◆ **WHAT IS EXPECTED**
Pick out every line holding the string "check" and copy it.

◆ **GIVEN DATA**
######

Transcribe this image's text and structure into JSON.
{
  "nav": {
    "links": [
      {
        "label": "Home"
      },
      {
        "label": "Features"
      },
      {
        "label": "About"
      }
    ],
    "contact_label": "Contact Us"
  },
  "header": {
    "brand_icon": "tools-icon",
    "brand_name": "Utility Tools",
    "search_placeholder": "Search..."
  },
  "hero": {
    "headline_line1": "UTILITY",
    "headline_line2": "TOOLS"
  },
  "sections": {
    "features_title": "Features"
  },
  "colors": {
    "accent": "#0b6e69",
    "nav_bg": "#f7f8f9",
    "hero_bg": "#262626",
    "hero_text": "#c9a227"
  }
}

######

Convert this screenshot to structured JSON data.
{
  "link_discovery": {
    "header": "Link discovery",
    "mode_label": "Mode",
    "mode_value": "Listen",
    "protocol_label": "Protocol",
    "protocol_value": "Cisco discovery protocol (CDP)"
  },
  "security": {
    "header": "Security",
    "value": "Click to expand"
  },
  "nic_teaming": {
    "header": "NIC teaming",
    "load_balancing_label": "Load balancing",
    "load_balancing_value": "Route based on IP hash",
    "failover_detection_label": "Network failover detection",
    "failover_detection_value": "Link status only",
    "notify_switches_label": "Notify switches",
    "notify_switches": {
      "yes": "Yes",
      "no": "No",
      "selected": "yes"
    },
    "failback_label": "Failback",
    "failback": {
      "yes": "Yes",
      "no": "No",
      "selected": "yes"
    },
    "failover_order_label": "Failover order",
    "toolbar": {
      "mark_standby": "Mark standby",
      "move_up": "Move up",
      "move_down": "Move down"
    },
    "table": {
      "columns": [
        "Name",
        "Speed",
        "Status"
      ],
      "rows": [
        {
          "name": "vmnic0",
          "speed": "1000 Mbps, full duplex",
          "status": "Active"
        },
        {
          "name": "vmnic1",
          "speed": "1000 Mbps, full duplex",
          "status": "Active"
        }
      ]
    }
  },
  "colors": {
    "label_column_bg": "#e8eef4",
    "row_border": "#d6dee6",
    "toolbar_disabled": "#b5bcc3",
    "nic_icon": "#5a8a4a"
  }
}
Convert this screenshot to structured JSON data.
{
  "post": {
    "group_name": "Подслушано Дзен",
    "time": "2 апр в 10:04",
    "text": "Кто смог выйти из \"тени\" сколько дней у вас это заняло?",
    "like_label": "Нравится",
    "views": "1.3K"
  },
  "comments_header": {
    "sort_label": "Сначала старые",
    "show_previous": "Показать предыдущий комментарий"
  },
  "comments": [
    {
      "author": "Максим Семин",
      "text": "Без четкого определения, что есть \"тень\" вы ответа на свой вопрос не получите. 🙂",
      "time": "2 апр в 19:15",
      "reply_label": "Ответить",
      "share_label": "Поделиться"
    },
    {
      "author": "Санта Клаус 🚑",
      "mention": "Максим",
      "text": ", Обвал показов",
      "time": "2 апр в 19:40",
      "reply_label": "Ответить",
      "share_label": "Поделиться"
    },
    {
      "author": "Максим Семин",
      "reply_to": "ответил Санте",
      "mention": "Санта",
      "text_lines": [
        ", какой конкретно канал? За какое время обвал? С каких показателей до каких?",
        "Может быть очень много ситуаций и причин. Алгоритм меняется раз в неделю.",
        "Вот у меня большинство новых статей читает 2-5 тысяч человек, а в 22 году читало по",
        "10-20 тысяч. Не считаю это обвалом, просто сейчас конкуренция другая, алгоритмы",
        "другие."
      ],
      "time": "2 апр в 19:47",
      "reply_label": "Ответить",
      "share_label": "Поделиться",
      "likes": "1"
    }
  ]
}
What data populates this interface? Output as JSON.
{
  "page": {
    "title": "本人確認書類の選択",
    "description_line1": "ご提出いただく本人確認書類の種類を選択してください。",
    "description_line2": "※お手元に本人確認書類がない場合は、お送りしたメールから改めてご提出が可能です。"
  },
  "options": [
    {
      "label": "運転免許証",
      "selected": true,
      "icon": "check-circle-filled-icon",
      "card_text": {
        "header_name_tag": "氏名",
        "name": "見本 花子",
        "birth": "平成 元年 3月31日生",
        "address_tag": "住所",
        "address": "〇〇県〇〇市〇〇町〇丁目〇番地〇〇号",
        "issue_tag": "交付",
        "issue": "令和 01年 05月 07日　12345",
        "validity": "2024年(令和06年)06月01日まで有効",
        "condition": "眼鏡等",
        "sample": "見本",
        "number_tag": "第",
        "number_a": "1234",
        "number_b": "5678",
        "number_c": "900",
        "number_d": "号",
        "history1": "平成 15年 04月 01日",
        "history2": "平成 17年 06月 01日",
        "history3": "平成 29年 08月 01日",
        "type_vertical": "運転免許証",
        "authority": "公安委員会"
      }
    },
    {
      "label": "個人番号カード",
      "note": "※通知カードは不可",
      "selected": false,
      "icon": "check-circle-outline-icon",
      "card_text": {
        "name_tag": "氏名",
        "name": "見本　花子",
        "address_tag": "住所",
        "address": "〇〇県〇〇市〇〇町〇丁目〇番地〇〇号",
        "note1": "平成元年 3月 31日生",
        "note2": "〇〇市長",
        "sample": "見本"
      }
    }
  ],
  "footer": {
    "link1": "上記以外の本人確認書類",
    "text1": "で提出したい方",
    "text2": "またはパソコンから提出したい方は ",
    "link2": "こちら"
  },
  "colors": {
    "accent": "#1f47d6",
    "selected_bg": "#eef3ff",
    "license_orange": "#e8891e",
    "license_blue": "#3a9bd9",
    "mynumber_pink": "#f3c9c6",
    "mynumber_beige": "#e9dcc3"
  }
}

######

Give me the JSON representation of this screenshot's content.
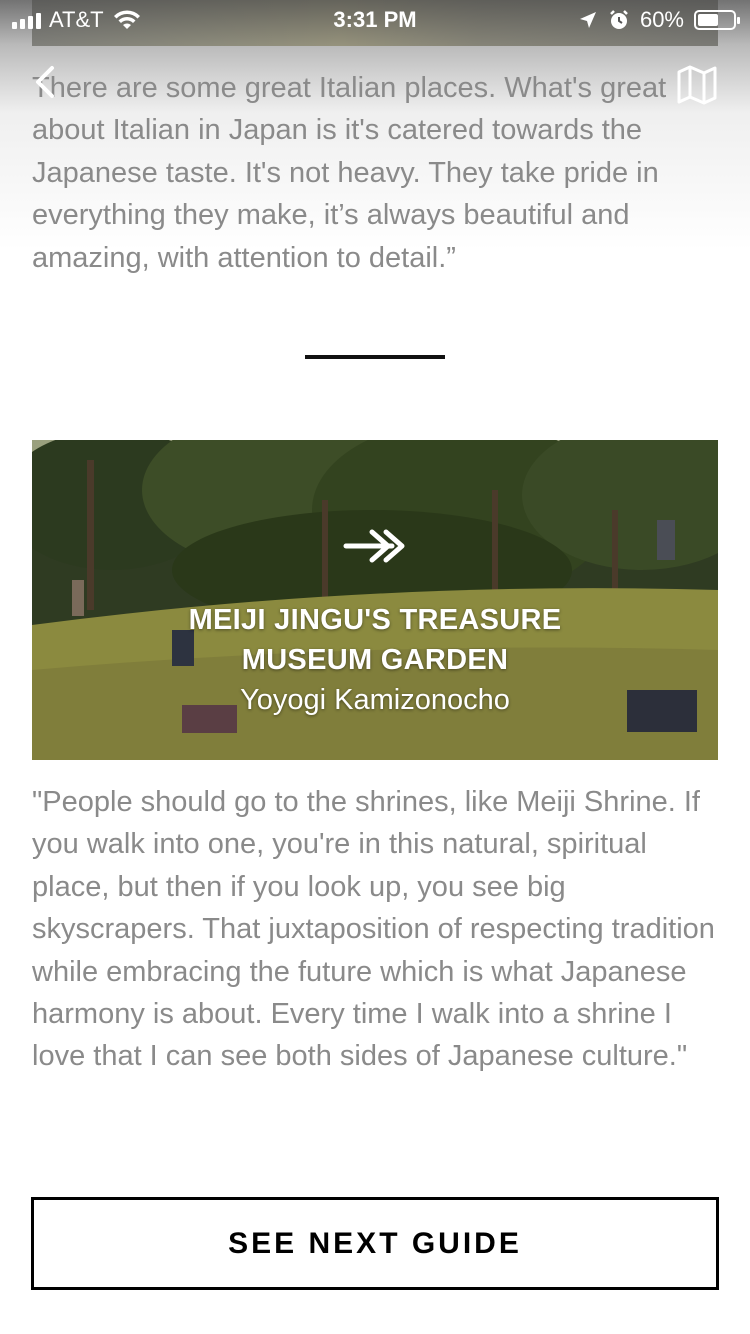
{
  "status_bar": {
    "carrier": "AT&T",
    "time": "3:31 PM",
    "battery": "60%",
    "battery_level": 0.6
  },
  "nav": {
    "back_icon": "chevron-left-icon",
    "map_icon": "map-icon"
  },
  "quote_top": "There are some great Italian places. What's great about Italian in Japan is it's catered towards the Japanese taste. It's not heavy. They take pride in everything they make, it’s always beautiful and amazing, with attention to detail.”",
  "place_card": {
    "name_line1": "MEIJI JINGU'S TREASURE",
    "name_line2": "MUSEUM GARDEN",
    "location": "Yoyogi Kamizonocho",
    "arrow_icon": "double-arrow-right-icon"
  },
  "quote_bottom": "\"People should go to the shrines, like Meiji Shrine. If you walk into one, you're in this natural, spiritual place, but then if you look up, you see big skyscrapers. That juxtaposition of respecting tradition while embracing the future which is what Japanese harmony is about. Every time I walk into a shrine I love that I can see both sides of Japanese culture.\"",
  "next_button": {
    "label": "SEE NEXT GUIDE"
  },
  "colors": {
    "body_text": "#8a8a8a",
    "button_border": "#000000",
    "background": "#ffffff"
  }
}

######

◆ **ANSWER TO THIS EXERCISE**
      "icon": "check-circle-filled-icon",
      "icon": "check-circle-outline-icon",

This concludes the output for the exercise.